* _INSTRUCTIONS FOR THE TASK_
Copy each line that has the string "name" somewhere in it.
## START DATA TO USE
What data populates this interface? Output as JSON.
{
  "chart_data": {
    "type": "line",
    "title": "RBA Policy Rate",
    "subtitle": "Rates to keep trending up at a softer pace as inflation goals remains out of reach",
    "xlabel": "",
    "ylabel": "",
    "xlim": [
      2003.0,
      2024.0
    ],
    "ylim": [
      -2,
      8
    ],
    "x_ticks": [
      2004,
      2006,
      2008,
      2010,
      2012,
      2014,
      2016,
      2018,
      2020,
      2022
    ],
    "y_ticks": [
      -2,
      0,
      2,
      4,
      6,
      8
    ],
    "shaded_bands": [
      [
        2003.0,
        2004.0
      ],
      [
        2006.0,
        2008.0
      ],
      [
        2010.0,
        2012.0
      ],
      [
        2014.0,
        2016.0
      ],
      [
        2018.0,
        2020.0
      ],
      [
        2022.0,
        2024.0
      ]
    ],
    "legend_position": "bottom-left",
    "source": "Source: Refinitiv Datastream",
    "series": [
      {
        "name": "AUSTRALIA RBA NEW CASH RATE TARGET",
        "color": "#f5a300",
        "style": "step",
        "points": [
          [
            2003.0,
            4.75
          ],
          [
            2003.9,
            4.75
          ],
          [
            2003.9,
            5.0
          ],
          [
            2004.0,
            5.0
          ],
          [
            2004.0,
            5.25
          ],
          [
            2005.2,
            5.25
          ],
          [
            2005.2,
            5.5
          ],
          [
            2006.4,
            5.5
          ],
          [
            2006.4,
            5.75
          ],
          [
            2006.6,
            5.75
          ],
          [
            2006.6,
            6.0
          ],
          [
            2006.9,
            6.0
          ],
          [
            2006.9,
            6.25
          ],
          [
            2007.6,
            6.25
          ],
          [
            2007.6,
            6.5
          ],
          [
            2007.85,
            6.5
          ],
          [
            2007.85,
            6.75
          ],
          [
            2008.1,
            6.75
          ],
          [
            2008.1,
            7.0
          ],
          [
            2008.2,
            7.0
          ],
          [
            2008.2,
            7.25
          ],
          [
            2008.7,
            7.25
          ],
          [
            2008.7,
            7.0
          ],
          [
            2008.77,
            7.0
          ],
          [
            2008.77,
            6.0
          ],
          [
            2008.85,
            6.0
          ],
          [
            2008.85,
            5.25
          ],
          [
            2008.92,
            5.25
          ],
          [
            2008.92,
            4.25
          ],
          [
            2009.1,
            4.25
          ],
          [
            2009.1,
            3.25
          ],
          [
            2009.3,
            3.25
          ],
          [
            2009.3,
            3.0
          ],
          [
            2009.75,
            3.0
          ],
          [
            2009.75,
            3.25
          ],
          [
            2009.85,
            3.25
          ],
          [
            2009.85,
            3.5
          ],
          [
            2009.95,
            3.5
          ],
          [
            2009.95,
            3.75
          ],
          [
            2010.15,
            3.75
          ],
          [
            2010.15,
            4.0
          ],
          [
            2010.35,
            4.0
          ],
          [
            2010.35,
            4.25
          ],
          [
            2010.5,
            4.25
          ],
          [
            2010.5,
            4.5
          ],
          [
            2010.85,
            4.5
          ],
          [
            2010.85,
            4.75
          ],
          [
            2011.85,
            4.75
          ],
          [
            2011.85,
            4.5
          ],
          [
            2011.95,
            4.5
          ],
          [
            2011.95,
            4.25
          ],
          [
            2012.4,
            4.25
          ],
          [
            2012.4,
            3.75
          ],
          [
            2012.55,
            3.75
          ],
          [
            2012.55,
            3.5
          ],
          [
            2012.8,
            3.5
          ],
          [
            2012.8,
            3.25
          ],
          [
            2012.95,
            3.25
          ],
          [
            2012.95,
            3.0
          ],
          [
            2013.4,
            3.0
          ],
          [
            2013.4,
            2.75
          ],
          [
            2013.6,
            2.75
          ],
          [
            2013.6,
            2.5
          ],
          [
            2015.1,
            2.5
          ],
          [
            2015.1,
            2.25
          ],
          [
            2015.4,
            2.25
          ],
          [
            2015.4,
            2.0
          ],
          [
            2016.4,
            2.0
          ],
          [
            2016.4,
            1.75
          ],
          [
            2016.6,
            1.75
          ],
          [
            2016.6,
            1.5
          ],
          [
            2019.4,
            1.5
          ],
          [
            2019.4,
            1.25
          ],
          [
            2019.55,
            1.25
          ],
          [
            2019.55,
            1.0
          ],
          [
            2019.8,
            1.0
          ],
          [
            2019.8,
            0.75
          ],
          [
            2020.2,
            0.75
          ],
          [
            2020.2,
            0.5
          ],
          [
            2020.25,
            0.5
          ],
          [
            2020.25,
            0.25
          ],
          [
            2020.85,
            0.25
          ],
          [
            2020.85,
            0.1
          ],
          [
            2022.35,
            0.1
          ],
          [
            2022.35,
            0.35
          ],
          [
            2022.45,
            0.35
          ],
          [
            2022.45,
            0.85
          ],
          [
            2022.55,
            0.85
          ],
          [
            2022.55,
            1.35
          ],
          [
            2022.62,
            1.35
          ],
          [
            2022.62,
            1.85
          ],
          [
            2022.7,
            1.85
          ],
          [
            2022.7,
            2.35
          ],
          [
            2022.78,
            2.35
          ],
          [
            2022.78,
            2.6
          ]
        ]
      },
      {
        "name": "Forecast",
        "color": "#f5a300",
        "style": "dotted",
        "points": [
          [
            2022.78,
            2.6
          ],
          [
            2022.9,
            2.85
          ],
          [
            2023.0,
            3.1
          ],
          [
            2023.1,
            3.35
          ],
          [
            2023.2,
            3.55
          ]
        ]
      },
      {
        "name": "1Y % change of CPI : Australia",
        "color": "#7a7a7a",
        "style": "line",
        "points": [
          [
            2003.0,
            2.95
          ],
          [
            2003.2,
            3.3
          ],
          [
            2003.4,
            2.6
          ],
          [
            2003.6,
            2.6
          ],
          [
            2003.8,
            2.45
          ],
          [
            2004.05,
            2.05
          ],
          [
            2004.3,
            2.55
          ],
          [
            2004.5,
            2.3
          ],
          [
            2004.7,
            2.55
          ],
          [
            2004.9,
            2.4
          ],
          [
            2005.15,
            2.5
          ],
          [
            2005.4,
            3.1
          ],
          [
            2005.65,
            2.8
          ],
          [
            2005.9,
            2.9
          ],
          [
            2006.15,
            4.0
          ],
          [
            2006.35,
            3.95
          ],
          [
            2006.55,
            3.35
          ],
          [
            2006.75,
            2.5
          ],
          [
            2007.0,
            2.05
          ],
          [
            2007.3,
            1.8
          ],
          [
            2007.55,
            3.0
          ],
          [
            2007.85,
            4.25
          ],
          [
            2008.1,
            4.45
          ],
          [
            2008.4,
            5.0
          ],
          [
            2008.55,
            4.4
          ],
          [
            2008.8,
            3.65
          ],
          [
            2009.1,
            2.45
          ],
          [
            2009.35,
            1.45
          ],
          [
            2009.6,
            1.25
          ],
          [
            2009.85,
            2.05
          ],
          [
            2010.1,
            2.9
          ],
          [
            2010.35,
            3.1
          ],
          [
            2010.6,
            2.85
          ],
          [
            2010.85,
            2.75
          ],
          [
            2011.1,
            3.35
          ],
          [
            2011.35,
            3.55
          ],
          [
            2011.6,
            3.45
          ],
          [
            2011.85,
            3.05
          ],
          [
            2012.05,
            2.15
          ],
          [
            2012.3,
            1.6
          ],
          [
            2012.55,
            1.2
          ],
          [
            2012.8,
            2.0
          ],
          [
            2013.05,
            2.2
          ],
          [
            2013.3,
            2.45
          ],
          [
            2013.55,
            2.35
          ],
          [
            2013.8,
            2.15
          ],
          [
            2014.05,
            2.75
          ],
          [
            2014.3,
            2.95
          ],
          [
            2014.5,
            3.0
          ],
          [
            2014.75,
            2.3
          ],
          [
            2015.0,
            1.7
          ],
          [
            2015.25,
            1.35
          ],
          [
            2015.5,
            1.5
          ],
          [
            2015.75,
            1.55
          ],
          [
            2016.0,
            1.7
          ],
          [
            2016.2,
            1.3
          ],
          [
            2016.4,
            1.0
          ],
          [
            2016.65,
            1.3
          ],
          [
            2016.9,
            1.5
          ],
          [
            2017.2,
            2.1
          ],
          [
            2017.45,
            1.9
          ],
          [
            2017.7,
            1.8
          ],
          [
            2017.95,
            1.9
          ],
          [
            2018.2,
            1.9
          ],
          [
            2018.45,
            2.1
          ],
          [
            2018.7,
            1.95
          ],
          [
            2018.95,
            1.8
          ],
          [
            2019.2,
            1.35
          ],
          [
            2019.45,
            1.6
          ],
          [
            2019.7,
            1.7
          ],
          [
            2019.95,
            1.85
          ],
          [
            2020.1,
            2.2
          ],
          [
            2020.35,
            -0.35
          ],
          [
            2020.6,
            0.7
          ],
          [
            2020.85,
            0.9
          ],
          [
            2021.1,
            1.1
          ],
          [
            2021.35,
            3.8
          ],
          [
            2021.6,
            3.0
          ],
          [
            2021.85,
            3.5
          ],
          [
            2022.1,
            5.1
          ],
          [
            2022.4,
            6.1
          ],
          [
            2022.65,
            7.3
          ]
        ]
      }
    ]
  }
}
## END DATA TO USE
* _EXERCISE RESULT_
        "name": "AUSTRALIA RBA NEW CASH RATE TARGET",
        "name": "Forecast",
        "name": "1Y % change of CPI : Australia",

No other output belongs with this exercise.